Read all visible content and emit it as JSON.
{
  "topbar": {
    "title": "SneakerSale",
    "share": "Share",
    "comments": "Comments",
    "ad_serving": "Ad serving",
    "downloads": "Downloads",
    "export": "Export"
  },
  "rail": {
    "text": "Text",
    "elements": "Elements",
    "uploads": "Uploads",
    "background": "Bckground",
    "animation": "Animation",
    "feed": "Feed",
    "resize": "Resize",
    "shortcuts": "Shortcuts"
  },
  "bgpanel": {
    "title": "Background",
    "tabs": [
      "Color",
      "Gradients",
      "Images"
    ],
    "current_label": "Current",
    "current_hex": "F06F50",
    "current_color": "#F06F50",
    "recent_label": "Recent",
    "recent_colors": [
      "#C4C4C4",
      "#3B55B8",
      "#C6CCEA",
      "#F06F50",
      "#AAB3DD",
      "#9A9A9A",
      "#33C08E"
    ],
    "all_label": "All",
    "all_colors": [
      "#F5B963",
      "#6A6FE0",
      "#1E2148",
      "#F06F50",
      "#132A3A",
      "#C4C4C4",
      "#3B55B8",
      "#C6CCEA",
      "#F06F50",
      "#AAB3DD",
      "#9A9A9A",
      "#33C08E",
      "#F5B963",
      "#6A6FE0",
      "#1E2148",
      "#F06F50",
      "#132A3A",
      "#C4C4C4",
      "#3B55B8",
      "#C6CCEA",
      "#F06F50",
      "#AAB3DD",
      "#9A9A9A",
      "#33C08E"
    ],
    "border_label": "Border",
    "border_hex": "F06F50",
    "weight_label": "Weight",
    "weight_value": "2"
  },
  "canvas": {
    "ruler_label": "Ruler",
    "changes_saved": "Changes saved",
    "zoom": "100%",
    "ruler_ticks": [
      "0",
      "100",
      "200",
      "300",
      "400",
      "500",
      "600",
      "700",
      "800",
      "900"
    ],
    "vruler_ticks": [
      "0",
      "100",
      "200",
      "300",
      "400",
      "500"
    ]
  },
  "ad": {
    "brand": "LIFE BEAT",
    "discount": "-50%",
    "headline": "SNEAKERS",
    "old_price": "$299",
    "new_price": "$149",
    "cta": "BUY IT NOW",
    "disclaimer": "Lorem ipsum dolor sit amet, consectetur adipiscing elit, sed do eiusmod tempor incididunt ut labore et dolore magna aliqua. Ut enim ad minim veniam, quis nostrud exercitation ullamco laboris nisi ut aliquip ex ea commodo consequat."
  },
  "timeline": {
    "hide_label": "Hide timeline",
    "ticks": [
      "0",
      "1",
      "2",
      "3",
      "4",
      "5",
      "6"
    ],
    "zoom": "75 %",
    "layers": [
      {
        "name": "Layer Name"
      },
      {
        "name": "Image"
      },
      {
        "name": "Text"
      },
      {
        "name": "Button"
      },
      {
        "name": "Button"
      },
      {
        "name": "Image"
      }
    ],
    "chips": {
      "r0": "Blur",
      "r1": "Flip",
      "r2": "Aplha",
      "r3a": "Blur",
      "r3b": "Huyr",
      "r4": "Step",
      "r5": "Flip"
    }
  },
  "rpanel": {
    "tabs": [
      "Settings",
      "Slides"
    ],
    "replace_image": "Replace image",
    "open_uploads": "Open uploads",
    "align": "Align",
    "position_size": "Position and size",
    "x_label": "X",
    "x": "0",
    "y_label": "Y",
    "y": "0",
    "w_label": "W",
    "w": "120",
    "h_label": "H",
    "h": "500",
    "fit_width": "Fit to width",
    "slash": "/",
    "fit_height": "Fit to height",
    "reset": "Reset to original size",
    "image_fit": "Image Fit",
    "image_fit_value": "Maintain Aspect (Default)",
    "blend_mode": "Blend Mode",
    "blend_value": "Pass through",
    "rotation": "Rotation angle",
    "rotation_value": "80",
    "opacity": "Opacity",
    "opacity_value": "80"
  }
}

---

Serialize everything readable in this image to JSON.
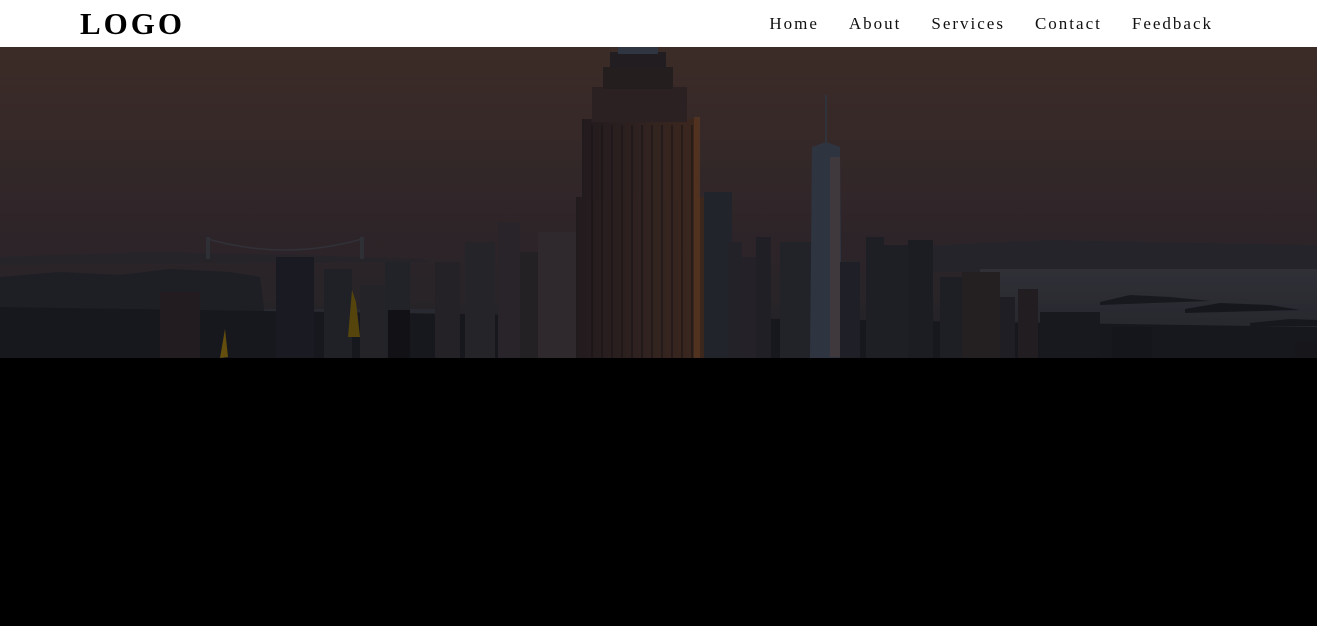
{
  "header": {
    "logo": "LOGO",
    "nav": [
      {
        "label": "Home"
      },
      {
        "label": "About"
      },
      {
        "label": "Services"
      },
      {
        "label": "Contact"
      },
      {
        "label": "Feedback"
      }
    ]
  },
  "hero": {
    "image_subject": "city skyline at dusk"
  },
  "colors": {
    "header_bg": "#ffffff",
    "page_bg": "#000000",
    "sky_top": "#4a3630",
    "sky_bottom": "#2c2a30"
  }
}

What you will do ▸ Filter the listing for the word "title" and copy every line that holds it.

Answer to this exercise ▸
    "title": "SneakerSale",
    "title": "Background",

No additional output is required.